====== Data for this task ======
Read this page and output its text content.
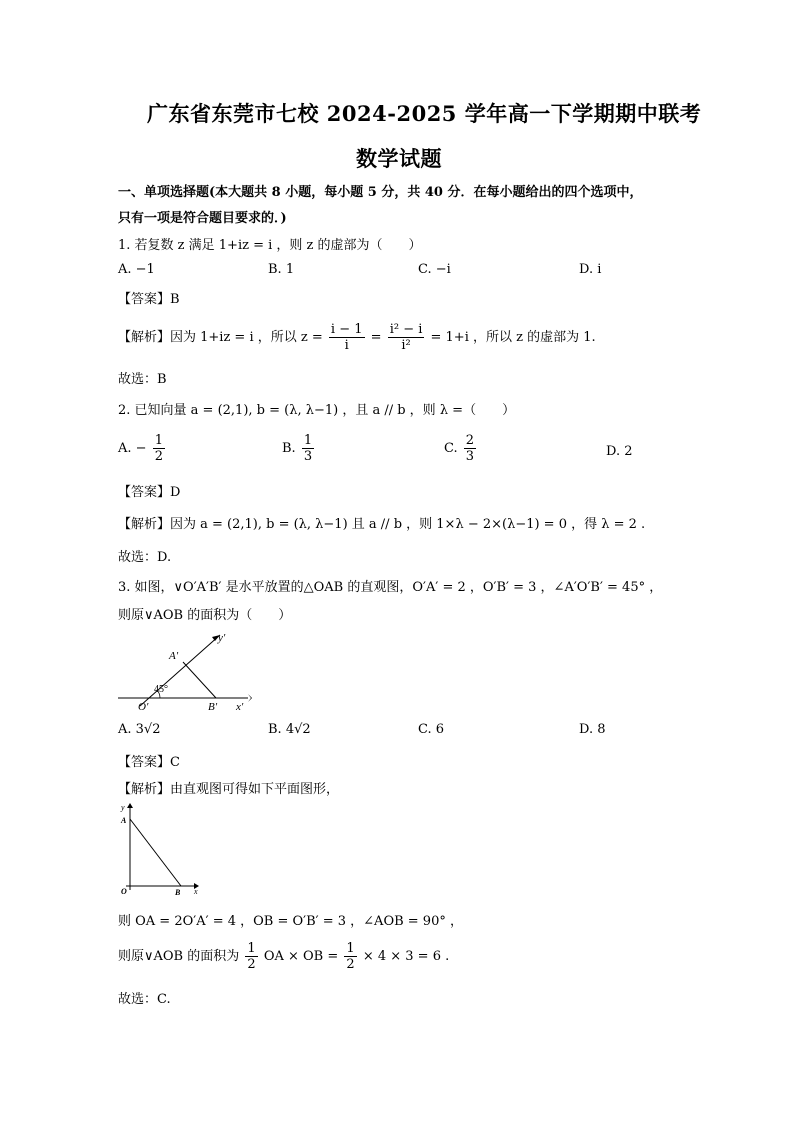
广东省东莞市七校 2024-2025 学年高一下学期期中联考
数学试题
一、单项选择题(本大题共 8 小题，每小题 5 分，共 40 分．在每小题给出的四个选项中，
只有一项是符合题目要求的．)
1. 若复数 z 满足 1+iz = i ，则 z 的虚部为（　　）
A. −1	B. 1	C. −i	D. i
【答案】B
【解析】因为 1+iz = i ，所以 $z = \frac{i - 1}{i} = \frac{\text{i² − i}}{\text{i²}} = 1+i$ ，所以 z 的虚部为 1.
故选：B
2. 已知向量 a = (2,1), b = (λ, λ−1) ，且 a // b ，则 λ =（　　）
A. − $\frac{1}{2}$	B. $\frac{1}{3}$	C. $\frac{2}{3}$	D. 2
【答案】D
【解析】因为 a = (2,1), b = (λ, λ−1) 且 a // b ，则 1×λ − 2×(λ−1) = 0 ，得 λ = 2 .
故选：D.
3. 如图，∨O′A′B′ 是水平放置的△OAB 的直观图，O′A′ = 2 ，O′B′ = 3 ，∠A′O′B′ = 45° ，
则原∨AOB 的面积为（　　）
y′
A′
45°
O′	B′ x′
A. 3√2	B. 4√2	C. 6	D. 8
【答案】C
【解析】由直观图可得如下平面图形，
y
A
O	B x
则 OA = 2O′A′ = 4 ，OB = O′B′ = 3 ，∠AOB = 90° ，
则原∨AOB 的面积为 $\frac{1}{2}$ OA × OB = $\frac{1}{2} \times 4 \times 3 = 6$ .
故选：C.
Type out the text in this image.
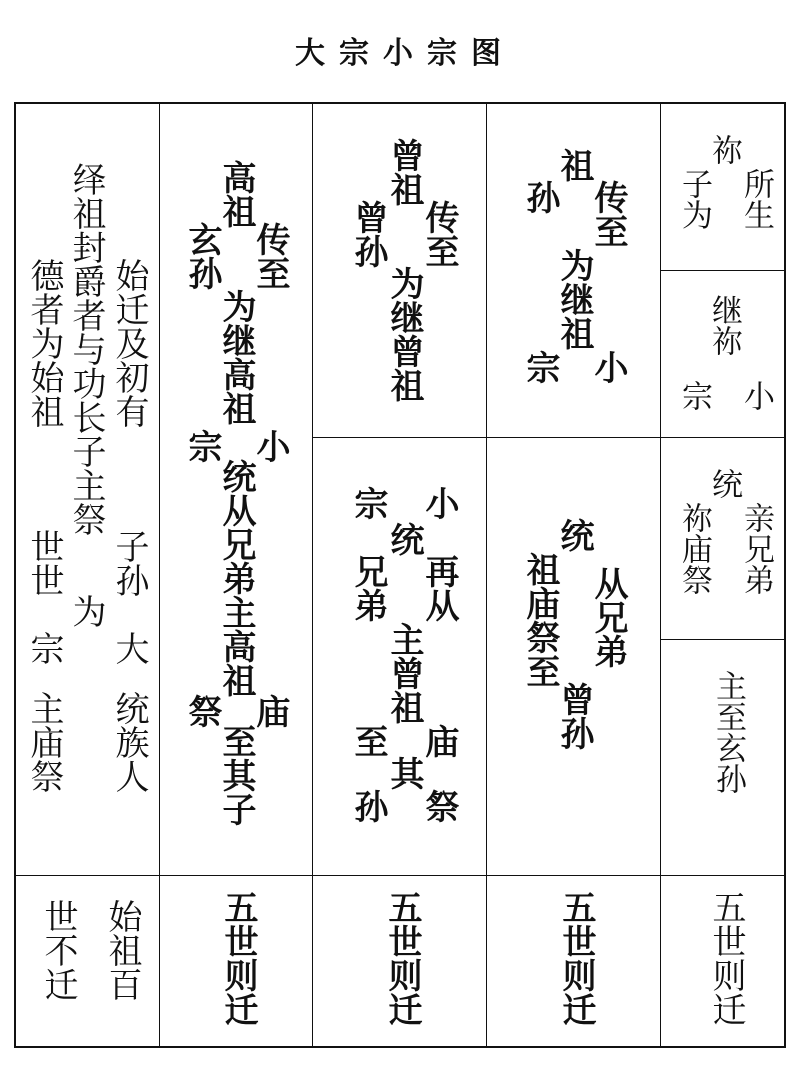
大宗小宗图
始迁及初有
绎祖封爵者与功长子主祭
德者为始祖
子孙
大
统族人
为
世世
宗
主庙祭
始祖百
世不迁
高祖
玄孙 传至
为继高祖
宗 小
统从兄弟主高祖
祭 庙
至其子
五世则迁
曾祖
曾孙 传至
为继曾祖
宗 小
统
再从
兄弟
主曾祖
至 庙
其
孙 祭
五世则迁
祖
孙 传至
为继祖
宗 小
统
祖庙祭至 从兄弟
曾孙
五世则迁
祢
子为 所生
继祢
宗 小
统
祢庙祭 亲兄弟
主至玄孙
五世则迁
======
In the entries above, find lines with "text" and copy each.

Read this page and output its text content.
【解析】因为 1+iz = i ，所以 $z = \frac{i - 1}{i} = \frac{\text{i² − i}}{\text{i²}} = 1+i$ ，所以 z 的虚部为 1.
Type out the text in this image.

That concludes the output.